WHAT NEEDS TO BE DONE – Report how many lines in the data below hold "verb", with no other words.

Transcribed page data

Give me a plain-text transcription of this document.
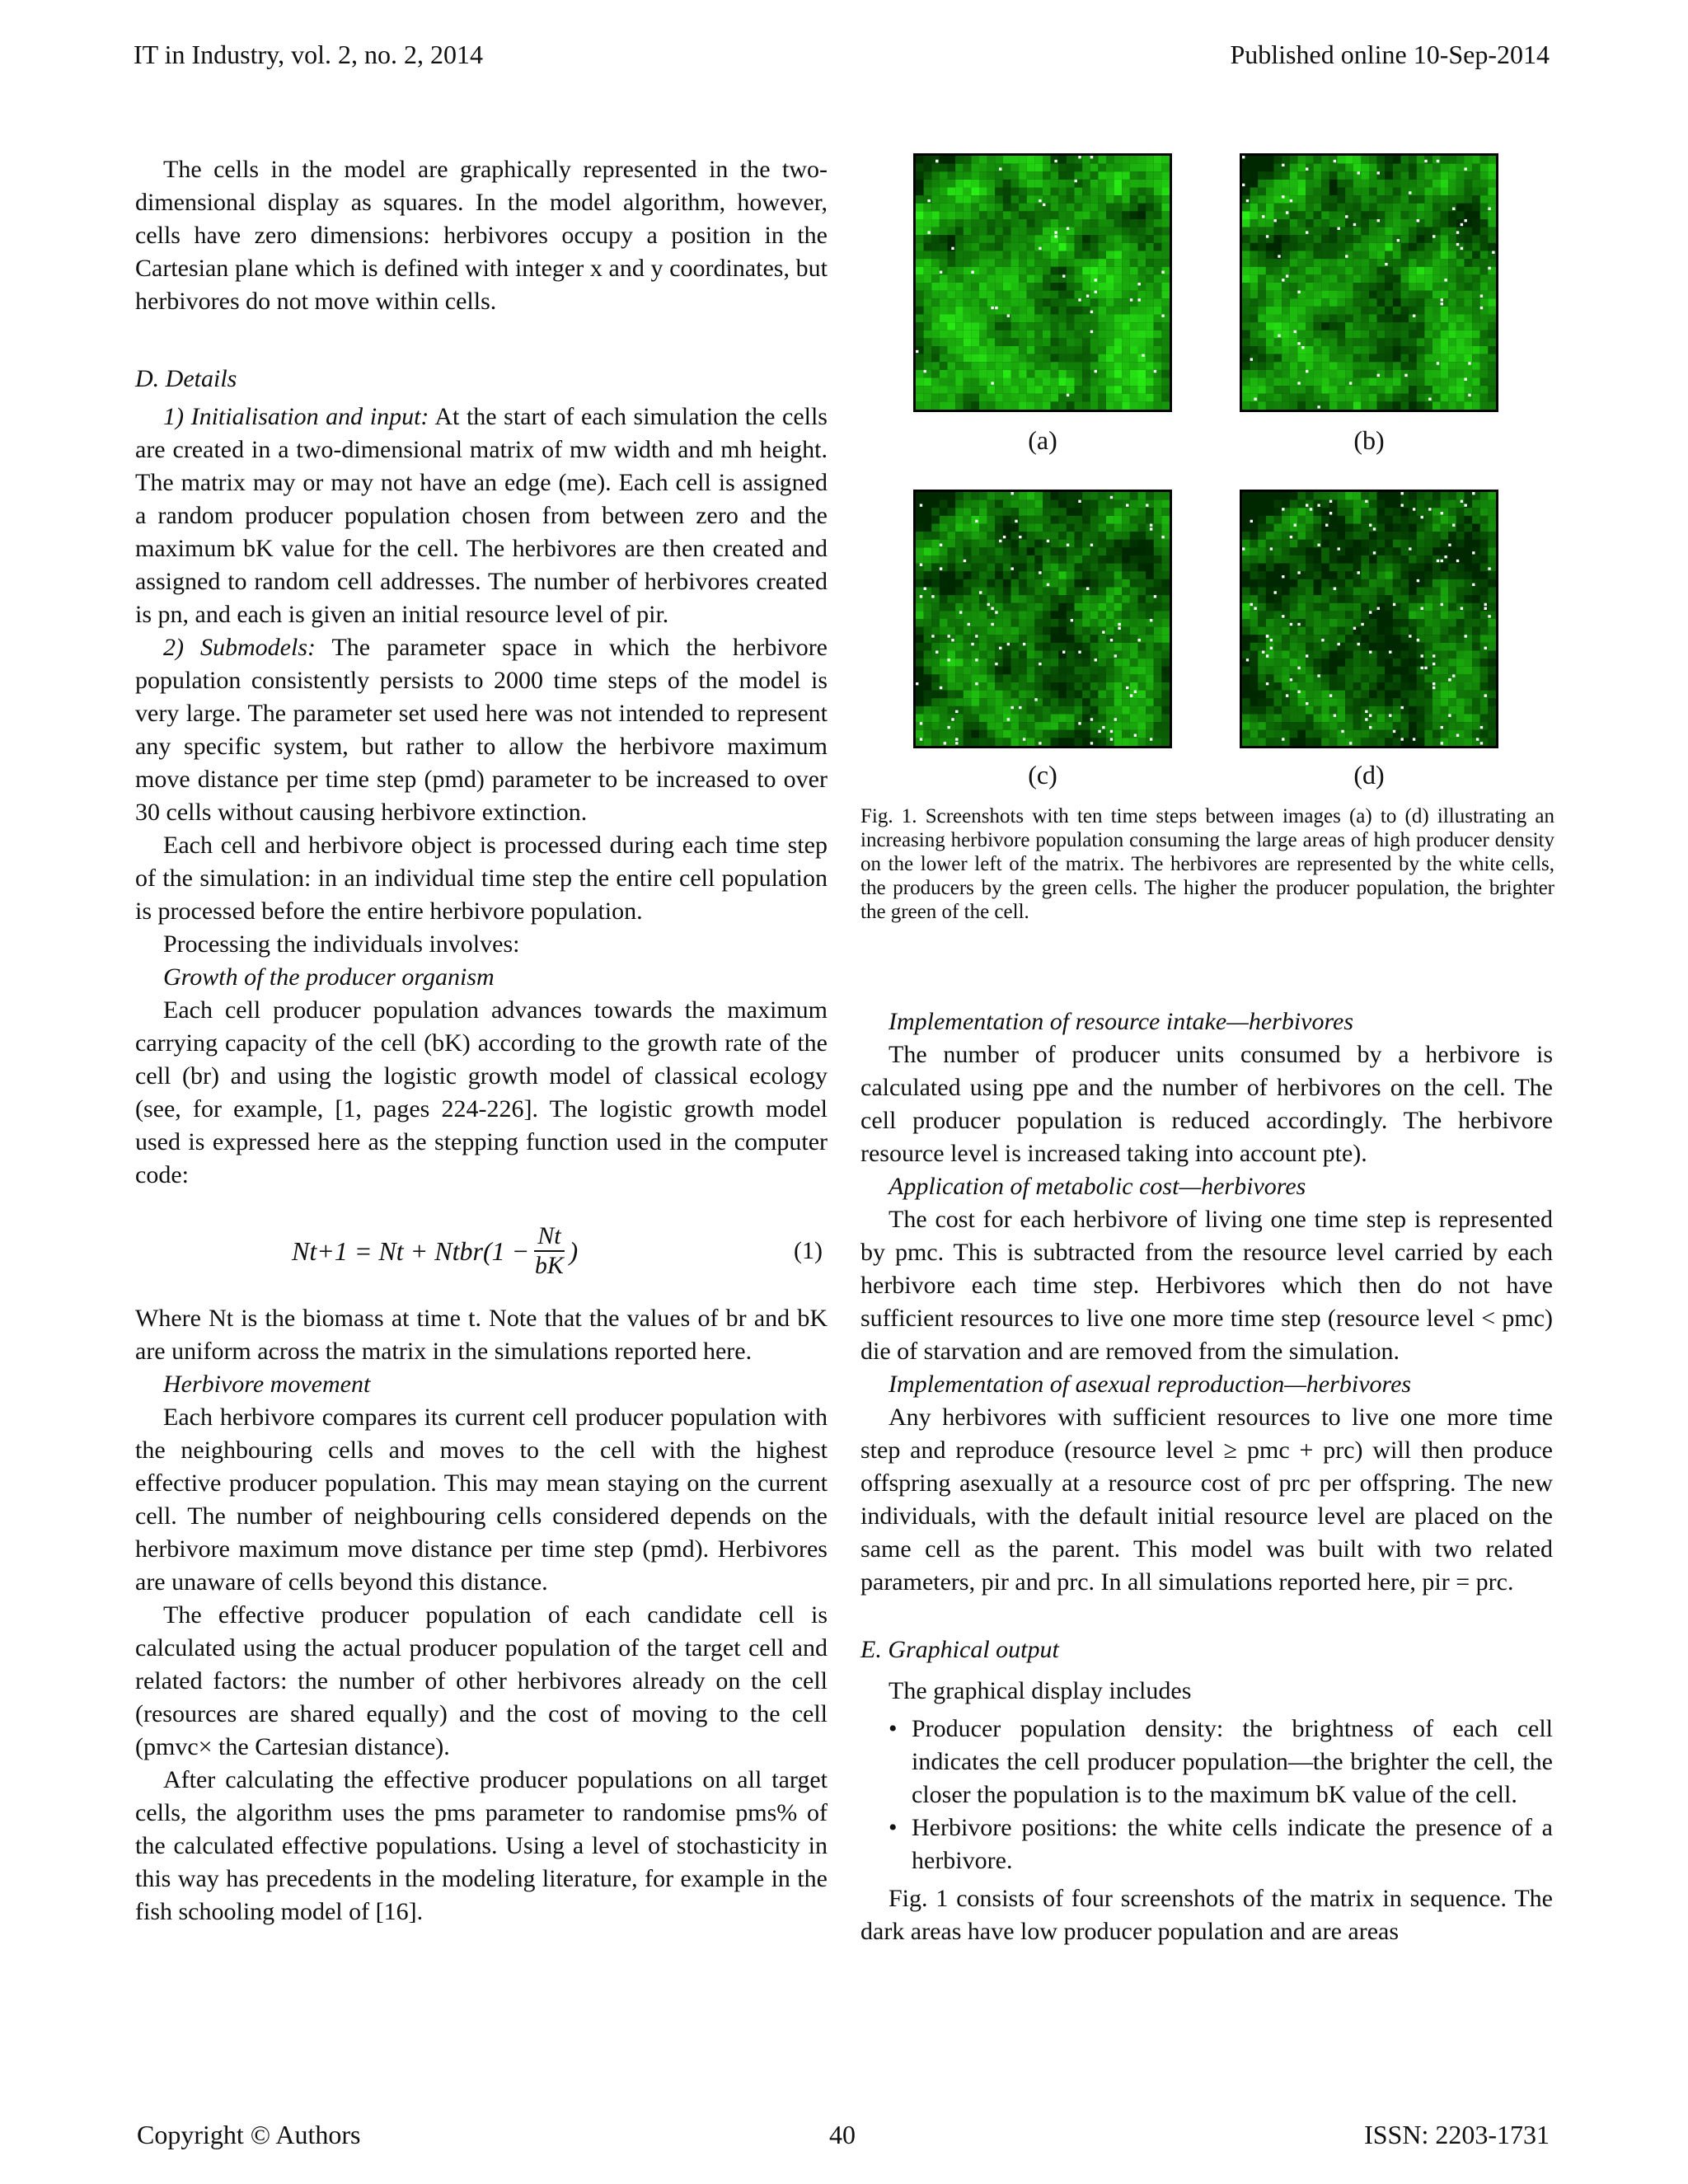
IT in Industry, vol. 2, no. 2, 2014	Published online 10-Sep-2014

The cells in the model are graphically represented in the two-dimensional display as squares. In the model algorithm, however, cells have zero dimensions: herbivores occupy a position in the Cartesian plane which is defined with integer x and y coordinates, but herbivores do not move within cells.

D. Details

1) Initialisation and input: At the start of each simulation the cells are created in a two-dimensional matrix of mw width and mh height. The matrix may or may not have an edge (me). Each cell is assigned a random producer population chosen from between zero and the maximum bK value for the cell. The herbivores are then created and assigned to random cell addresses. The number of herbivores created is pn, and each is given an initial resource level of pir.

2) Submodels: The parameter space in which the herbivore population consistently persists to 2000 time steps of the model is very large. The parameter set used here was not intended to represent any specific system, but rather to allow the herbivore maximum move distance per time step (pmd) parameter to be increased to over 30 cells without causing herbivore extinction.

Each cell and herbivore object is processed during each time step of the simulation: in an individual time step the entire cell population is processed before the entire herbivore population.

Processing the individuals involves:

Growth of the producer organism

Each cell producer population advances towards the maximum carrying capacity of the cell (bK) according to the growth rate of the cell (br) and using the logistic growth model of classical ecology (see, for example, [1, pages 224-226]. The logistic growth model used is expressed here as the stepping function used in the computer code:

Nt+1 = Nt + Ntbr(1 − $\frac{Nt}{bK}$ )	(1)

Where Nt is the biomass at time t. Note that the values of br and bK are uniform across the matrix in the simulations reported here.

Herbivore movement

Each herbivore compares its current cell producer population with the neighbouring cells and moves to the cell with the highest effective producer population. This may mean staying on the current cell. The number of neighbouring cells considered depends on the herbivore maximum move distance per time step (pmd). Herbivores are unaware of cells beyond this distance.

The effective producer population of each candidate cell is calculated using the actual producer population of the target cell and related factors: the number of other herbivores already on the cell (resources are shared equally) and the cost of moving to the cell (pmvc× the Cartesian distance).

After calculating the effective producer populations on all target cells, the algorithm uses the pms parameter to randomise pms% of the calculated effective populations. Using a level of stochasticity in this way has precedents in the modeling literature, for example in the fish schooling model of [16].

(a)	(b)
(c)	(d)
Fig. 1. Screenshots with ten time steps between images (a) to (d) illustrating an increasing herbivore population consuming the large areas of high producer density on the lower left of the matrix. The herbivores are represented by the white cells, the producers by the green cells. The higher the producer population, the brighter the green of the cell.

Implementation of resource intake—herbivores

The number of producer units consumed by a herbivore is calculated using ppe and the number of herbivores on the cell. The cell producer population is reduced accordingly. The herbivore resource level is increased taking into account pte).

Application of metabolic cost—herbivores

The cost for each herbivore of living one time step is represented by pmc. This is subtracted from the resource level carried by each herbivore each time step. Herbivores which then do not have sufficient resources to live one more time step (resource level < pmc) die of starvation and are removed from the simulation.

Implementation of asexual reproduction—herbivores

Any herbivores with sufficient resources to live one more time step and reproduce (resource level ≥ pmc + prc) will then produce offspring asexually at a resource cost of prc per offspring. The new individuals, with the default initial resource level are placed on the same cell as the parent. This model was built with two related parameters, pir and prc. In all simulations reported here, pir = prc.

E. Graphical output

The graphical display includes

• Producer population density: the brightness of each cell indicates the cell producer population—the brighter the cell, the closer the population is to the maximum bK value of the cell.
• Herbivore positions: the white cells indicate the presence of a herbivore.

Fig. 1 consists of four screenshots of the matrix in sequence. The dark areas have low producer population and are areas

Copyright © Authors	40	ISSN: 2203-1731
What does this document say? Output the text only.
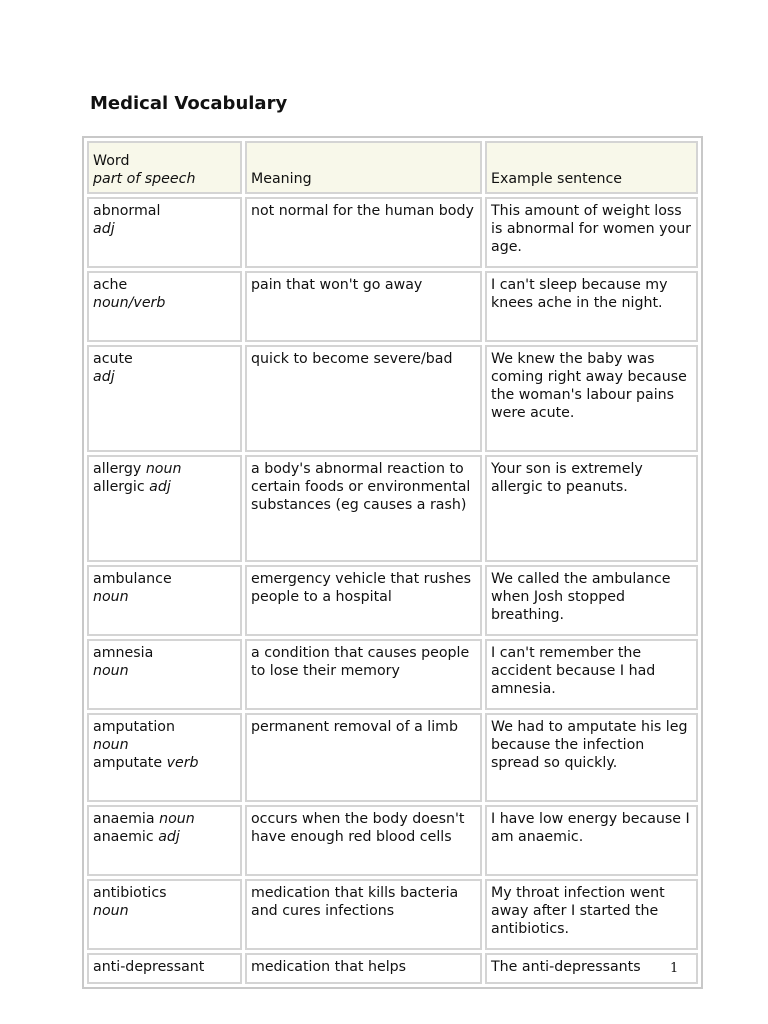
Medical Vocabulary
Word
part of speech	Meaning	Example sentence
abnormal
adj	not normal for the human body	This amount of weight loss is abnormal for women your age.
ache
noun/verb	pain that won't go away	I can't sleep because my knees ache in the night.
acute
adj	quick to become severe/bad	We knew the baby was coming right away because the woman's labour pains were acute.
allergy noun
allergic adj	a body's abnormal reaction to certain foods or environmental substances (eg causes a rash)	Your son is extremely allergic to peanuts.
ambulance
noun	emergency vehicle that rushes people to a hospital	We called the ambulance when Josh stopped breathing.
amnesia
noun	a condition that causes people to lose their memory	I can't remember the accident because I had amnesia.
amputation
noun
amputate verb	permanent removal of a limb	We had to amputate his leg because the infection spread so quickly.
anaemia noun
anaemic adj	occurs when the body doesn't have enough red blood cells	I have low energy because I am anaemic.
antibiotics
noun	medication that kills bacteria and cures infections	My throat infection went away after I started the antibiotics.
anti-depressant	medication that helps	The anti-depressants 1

WORKED SOLUTION – 2